#### Instructions for the task:
Set down every record once more, exactly as given.

#### Material supplied:
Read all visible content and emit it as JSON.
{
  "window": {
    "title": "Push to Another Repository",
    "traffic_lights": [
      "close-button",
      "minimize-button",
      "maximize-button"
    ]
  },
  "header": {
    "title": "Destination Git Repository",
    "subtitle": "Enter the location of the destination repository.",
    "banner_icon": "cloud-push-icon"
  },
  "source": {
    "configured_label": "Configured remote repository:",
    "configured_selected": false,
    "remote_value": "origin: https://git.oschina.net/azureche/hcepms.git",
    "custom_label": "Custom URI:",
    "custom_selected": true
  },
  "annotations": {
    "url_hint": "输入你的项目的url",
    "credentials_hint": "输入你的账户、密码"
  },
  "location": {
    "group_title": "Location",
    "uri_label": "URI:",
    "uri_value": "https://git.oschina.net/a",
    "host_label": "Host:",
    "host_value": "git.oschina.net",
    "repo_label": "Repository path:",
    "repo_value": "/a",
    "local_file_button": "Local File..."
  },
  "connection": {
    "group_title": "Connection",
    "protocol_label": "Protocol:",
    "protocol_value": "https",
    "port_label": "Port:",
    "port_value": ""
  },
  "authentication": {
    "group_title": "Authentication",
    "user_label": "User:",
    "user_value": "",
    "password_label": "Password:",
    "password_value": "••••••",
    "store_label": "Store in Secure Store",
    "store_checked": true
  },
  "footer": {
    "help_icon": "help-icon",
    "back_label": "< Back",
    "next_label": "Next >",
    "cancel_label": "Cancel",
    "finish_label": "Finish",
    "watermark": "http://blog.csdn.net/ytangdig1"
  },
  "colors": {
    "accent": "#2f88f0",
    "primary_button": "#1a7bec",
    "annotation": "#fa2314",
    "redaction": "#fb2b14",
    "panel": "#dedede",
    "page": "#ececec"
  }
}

#### Answer for the task:
Read all visible content and emit it as JSON.
{
  "window": {
    "title": "Push to Another Repository",
    "traffic_lights": [
      "close-button",
      "minimize-button",
      "maximize-button"
    ]
  },
  "header": {
    "title": "Destination Git Repository",
    "subtitle": "Enter the location of the destination repository.",
    "banner_icon": "cloud-push-icon"
  },
  "source": {
    "configured_label": "Configured remote repository:",
    "configured_selected": false,
    "remote_value": "origin: https://git.oschina.net/azureche/hcepms.git",
    "custom_label": "Custom URI:",
    "custom_selected": true
  },
  "annotations": {
    "url_hint": "输入你的项目的url",
    "credentials_hint": "输入你的账户、密码"
  },
  "location": {
    "group_title": "Location",
    "uri_label": "URI:",
    "uri_value": "https://git.oschina.net/a",
    "host_label": "Host:",
    "host_value": "git.oschina.net",
    "repo_label": "Repository path:",
    "repo_value": "/a",
    "local_file_button": "Local File..."
  },
  "connection": {
    "group_title": "Connection",
    "protocol_label": "Protocol:",
    "protocol_value": "https",
    "port_label": "Port:",
    "port_value": ""
  },
  "authentication": {
    "group_title": "Authentication",
    "user_label": "User:",
    "user_value": "",
    "password_label": "Password:",
    "password_value": "••••••",
    "store_label": "Store in Secure Store",
    "store_checked": true
  },
  "footer": {
    "help_icon": "help-icon",
    "back_label": "< Back",
    "next_label": "Next >",
    "cancel_label": "Cancel",
    "finish_label": "Finish",
    "watermark": "http://blog.csdn.net/ytangdig1"
  },
  "colors": {
    "accent": "#2f88f0",
    "primary_button": "#1a7bec",
    "annotation": "#fa2314",
    "redaction": "#fb2b14",
    "panel": "#dedede",
    "page": "#ececec"
  }
}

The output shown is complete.